------ PROVIDED RECORDS ------

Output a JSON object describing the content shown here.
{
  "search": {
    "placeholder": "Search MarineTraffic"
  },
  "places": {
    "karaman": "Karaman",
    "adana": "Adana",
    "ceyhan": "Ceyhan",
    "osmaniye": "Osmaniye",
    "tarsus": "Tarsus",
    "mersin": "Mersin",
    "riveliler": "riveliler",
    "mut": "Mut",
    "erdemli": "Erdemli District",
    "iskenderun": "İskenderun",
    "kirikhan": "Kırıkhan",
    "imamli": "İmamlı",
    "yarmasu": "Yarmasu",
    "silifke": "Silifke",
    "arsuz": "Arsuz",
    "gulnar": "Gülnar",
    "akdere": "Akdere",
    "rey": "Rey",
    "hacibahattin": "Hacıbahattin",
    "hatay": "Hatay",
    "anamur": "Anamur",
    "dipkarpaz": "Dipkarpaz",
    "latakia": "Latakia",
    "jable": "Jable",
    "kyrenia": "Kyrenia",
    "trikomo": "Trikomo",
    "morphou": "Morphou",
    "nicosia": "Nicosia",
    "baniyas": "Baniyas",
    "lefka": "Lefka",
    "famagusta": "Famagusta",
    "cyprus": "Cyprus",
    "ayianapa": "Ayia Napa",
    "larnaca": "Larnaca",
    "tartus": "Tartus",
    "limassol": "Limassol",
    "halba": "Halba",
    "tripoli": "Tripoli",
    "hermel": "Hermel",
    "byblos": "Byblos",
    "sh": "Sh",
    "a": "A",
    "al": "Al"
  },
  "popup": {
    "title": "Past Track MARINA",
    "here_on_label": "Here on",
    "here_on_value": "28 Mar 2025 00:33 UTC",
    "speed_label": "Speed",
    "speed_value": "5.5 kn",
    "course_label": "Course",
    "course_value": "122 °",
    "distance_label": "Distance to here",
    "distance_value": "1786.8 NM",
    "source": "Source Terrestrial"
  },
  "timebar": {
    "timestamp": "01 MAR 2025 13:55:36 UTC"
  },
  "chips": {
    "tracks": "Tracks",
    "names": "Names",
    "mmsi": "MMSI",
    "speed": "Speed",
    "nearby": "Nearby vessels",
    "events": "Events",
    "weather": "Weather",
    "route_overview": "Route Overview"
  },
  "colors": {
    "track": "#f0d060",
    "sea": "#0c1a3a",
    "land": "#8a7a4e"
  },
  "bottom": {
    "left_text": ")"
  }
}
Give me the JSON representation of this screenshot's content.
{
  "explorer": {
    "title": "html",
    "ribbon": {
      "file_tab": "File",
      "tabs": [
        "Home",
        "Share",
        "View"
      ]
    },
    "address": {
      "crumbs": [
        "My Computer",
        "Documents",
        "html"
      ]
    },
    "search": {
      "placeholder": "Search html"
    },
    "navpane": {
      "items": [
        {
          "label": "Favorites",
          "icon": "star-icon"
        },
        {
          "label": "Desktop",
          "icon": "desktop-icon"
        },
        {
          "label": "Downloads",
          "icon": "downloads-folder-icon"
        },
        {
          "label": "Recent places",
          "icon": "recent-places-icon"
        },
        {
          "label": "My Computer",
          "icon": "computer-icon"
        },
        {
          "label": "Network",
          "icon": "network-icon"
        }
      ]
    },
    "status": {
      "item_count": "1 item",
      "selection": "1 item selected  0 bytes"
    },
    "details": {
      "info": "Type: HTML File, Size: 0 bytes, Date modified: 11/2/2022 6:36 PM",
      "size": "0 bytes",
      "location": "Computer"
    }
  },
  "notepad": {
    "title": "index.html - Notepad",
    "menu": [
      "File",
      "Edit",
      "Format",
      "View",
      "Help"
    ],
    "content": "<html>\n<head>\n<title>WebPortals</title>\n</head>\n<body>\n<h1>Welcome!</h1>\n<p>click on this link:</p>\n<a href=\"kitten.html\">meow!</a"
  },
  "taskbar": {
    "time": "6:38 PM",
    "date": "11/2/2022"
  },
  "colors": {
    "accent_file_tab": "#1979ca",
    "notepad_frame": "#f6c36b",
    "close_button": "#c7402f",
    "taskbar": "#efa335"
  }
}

------

GIVEN TASK: Your task is to return the full listing exactly as it was given.

TASK OUTPUT:
Output a JSON object describing the content shown here.
{
  "search": {
    "placeholder": "Search MarineTraffic"
  },
  "places": {
    "karaman": "Karaman",
    "adana": "Adana",
    "ceyhan": "Ceyhan",
    "osmaniye": "Osmaniye",
    "tarsus": "Tarsus",
    "mersin": "Mersin",
    "riveliler": "riveliler",
    "mut": "Mut",
    "erdemli": "Erdemli District",
    "iskenderun": "İskenderun",
    "kirikhan": "Kırıkhan",
    "imamli": "İmamlı",
    "yarmasu": "Yarmasu",
    "silifke": "Silifke",
    "arsuz": "Arsuz",
    "gulnar": "Gülnar",
    "akdere": "Akdere",
    "rey": "Rey",
    "hacibahattin": "Hacıbahattin",
    "hatay": "Hatay",
    "anamur": "Anamur",
    "dipkarpaz": "Dipkarpaz",
    "latakia": "Latakia",
    "jable": "Jable",
    "kyrenia": "Kyrenia",
    "trikomo": "Trikomo",
    "morphou": "Morphou",
    "nicosia": "Nicosia",
    "baniyas": "Baniyas",
    "lefka": "Lefka",
    "famagusta": "Famagusta",
    "cyprus": "Cyprus",
    "ayianapa": "Ayia Napa",
    "larnaca": "Larnaca",
    "tartus": "Tartus",
    "limassol": "Limassol",
    "halba": "Halba",
    "tripoli": "Tripoli",
    "hermel": "Hermel",
    "byblos": "Byblos",
    "sh": "Sh",
    "a": "A",
    "al": "Al"
  },
  "popup": {
    "title": "Past Track MARINA",
    "here_on_label": "Here on",
    "here_on_value": "28 Mar 2025 00:33 UTC",
    "speed_label": "Speed",
    "speed_value": "5.5 kn",
    "course_label": "Course",
    "course_value": "122 °",
    "distance_label": "Distance to here",
    "distance_value": "1786.8 NM",
    "source": "Source Terrestrial"
  },
  "timebar": {
    "timestamp": "01 MAR 2025 13:55:36 UTC"
  },
  "chips": {
    "tracks": "Tracks",
    "names": "Names",
    "mmsi": "MMSI",
    "speed": "Speed",
    "nearby": "Nearby vessels",
    "events": "Events",
    "weather": "Weather",
    "route_overview": "Route Overview"
  },
  "colors": {
    "track": "#f0d060",
    "sea": "#0c1a3a",
    "land": "#8a7a4e"
  },
  "bottom": {
    "left_text": ")"
  }
}
Give me the JSON representation of this screenshot's content.
{
  "explorer": {
    "title": "html",
    "ribbon": {
      "file_tab": "File",
      "tabs": [
        "Home",
        "Share",
        "View"
      ]
    },
    "address": {
      "crumbs": [
        "My Computer",
        "Documents",
        "html"
      ]
    },
    "search": {
      "placeholder": "Search html"
    },
    "navpane": {
      "items": [
        {
          "label": "Favorites",
          "icon": "star-icon"
        },
        {
          "label": "Desktop",
          "icon": "desktop-icon"
        },
        {
          "label": "Downloads",
          "icon": "downloads-folder-icon"
        },
        {
          "label": "Recent places",
          "icon": "recent-places-icon"
        },
        {
          "label": "My Computer",
          "icon": "computer-icon"
        },
        {
          "label": "Network",
          "icon": "network-icon"
        }
      ]
    },
    "status": {
      "item_count": "1 item",
      "selection": "1 item selected  0 bytes"
    },
    "details": {
      "info": "Type: HTML File, Size: 0 bytes, Date modified: 11/2/2022 6:36 PM",
      "size": "0 bytes",
      "location": "Computer"
    }
  },
  "notepad": {
    "title": "index.html - Notepad",
    "menu": [
      "File",
      "Edit",
      "Format",
      "View",
      "Help"
    ],
    "content": "<html>\n<head>\n<title>WebPortals</title>\n</head>\n<body>\n<h1>Welcome!</h1>\n<p>click on this link:</p>\n<a href=\"kitten.html\">meow!</a"
  },
  "taskbar": {
    "time": "6:38 PM",
    "date": "11/2/2022"
  },
  "colors": {
    "accent_file_tab": "#1979ca",
    "notepad_frame": "#f6c36b",
    "close_button": "#c7402f",
    "taskbar": "#efa335"
  }
}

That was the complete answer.